▶ _Task prompt_
Give the entries again exactly, every one of them.

++++++

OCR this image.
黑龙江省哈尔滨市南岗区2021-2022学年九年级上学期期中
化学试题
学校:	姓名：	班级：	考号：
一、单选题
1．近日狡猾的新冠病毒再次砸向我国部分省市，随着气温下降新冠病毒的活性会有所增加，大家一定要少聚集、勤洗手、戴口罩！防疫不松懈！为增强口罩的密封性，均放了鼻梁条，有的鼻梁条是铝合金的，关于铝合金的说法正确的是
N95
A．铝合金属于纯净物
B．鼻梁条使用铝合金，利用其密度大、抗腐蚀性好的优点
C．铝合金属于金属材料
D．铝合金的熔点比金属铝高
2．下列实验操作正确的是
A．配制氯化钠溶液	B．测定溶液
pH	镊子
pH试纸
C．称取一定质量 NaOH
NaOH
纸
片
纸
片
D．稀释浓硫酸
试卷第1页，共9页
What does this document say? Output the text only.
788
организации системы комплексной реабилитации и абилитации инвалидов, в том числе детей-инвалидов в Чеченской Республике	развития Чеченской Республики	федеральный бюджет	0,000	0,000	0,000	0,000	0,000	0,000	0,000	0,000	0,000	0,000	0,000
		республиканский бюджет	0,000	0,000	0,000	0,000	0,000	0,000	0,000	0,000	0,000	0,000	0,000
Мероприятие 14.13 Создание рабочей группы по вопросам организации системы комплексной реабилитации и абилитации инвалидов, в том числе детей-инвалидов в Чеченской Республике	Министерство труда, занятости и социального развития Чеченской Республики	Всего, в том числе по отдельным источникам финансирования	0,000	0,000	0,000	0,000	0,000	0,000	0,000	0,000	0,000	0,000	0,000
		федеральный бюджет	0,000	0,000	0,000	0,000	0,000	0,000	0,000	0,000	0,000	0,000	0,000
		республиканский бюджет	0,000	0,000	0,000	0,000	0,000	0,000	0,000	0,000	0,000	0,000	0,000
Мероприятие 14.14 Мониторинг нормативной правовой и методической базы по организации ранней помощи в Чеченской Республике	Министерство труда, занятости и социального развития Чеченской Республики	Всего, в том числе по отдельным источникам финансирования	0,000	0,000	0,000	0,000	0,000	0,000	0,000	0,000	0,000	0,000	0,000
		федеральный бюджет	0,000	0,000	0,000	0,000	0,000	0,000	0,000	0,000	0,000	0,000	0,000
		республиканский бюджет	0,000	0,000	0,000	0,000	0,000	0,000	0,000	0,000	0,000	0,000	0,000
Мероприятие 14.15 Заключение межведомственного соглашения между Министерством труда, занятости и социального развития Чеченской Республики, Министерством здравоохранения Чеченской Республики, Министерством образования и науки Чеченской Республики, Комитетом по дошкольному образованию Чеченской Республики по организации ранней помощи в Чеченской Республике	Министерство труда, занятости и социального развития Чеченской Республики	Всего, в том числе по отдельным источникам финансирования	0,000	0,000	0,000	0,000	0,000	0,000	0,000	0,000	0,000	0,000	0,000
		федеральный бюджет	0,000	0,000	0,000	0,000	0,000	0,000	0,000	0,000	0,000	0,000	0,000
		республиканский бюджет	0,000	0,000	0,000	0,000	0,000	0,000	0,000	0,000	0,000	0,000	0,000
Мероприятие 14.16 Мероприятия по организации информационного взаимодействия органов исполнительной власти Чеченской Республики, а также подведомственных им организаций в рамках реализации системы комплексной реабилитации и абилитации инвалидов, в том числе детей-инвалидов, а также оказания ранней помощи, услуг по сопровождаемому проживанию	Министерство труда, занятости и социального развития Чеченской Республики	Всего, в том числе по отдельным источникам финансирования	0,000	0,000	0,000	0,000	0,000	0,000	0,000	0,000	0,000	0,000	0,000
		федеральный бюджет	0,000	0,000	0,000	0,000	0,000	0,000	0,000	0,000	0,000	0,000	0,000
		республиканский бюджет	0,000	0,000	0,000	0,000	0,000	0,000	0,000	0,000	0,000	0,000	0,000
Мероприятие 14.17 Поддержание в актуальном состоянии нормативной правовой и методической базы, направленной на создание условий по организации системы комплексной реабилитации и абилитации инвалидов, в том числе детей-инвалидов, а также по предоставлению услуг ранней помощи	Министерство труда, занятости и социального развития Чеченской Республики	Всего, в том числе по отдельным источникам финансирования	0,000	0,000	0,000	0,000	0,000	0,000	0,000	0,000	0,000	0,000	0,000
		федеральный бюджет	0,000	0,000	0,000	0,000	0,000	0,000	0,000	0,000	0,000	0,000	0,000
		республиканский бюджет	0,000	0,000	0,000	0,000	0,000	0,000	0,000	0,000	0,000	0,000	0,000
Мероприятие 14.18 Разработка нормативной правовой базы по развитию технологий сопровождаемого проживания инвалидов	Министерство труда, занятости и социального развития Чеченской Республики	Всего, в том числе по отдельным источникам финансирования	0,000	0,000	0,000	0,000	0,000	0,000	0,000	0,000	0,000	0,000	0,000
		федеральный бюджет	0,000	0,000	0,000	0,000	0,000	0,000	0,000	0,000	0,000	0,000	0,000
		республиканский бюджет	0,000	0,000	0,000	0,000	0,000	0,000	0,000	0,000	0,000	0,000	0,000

++++++

▶ _Solution_
OCR this image.
黑龙江省哈尔滨市南岗区2021-2022学年九年级上学期期中
化学试题
学校:	姓名：	班级：	考号：
一、单选题
1．近日狡猾的新冠病毒再次砸向我国部分省市，随着气温下降新冠病毒的活性会有所增加，大家一定要少聚集、勤洗手、戴口罩！防疫不松懈！为增强口罩的密封性，均放了鼻梁条，有的鼻梁条是铝合金的，关于铝合金的说法正确的是
N95
A．铝合金属于纯净物
B．鼻梁条使用铝合金，利用其密度大、抗腐蚀性好的优点
C．铝合金属于金属材料
D．铝合金的熔点比金属铝高
2．下列实验操作正确的是
A．配制氯化钠溶液	B．测定溶液
pH	镊子
pH试纸
C．称取一定质量 NaOH
NaOH
纸
片
纸
片
D．稀释浓硫酸
试卷第1页，共9页
What does this document say? Output the text only.
788
организации системы комплексной реабилитации и абилитации инвалидов, в том числе детей-инвалидов в Чеченской Республике	развития Чеченской Республики	федеральный бюджет	0,000	0,000	0,000	0,000	0,000	0,000	0,000	0,000	0,000	0,000	0,000
		республиканский бюджет	0,000	0,000	0,000	0,000	0,000	0,000	0,000	0,000	0,000	0,000	0,000
Мероприятие 14.13 Создание рабочей группы по вопросам организации системы комплексной реабилитации и абилитации инвалидов, в том числе детей-инвалидов в Чеченской Республике	Министерство труда, занятости и социального развития Чеченской Республики	Всего, в том числе по отдельным источникам финансирования	0,000	0,000	0,000	0,000	0,000	0,000	0,000	0,000	0,000	0,000	0,000
		федеральный бюджет	0,000	0,000	0,000	0,000	0,000	0,000	0,000	0,000	0,000	0,000	0,000
		республиканский бюджет	0,000	0,000	0,000	0,000	0,000	0,000	0,000	0,000	0,000	0,000	0,000
Мероприятие 14.14 Мониторинг нормативной правовой и методической базы по организации ранней помощи в Чеченской Республике	Министерство труда, занятости и социального развития Чеченской Республики	Всего, в том числе по отдельным источникам финансирования	0,000	0,000	0,000	0,000	0,000	0,000	0,000	0,000	0,000	0,000	0,000
		федеральный бюджет	0,000	0,000	0,000	0,000	0,000	0,000	0,000	0,000	0,000	0,000	0,000
		республиканский бюджет	0,000	0,000	0,000	0,000	0,000	0,000	0,000	0,000	0,000	0,000	0,000
Мероприятие 14.15 Заключение межведомственного соглашения между Министерством труда, занятости и социального развития Чеченской Республики, Министерством здравоохранения Чеченской Республики, Министерством образования и науки Чеченской Республики, Комитетом по дошкольному образованию Чеченской Республики по организации ранней помощи в Чеченской Республике	Министерство труда, занятости и социального развития Чеченской Республики	Всего, в том числе по отдельным источникам финансирования	0,000	0,000	0,000	0,000	0,000	0,000	0,000	0,000	0,000	0,000	0,000
		федеральный бюджет	0,000	0,000	0,000	0,000	0,000	0,000	0,000	0,000	0,000	0,000	0,000
		республиканский бюджет	0,000	0,000	0,000	0,000	0,000	0,000	0,000	0,000	0,000	0,000	0,000
Мероприятие 14.16 Мероприятия по организации информационного взаимодействия органов исполнительной власти Чеченской Республики, а также подведомственных им организаций в рамках реализации системы комплексной реабилитации и абилитации инвалидов, в том числе детей-инвалидов, а также оказания ранней помощи, услуг по сопровождаемому проживанию	Министерство труда, занятости и социального развития Чеченской Республики	Всего, в том числе по отдельным источникам финансирования	0,000	0,000	0,000	0,000	0,000	0,000	0,000	0,000	0,000	0,000	0,000
		федеральный бюджет	0,000	0,000	0,000	0,000	0,000	0,000	0,000	0,000	0,000	0,000	0,000
		республиканский бюджет	0,000	0,000	0,000	0,000	0,000	0,000	0,000	0,000	0,000	0,000	0,000
Мероприятие 14.17 Поддержание в актуальном состоянии нормативной правовой и методической базы, направленной на создание условий по организации системы комплексной реабилитации и абилитации инвалидов, в том числе детей-инвалидов, а также по предоставлению услуг ранней помощи	Министерство труда, занятости и социального развития Чеченской Республики	Всего, в том числе по отдельным источникам финансирования	0,000	0,000	0,000	0,000	0,000	0,000	0,000	0,000	0,000	0,000	0,000
		федеральный бюджет	0,000	0,000	0,000	0,000	0,000	0,000	0,000	0,000	0,000	0,000	0,000
		республиканский бюджет	0,000	0,000	0,000	0,000	0,000	0,000	0,000	0,000	0,000	0,000	0,000
Мероприятие 14.18 Разработка нормативной правовой базы по развитию технологий сопровождаемого проживания инвалидов	Министерство труда, занятости и социального развития Чеченской Республики	Всего, в том числе по отдельным источникам финансирования	0,000	0,000	0,000	0,000	0,000	0,000	0,000	0,000	0,000	0,000	0,000
		федеральный бюджет	0,000	0,000	0,000	0,000	0,000	0,000	0,000	0,000	0,000	0,000	0,000
		республиканский бюджет	0,000	0,000	0,000	0,000	0,000	0,000	0,000	0,000	0,000	0,000	0,000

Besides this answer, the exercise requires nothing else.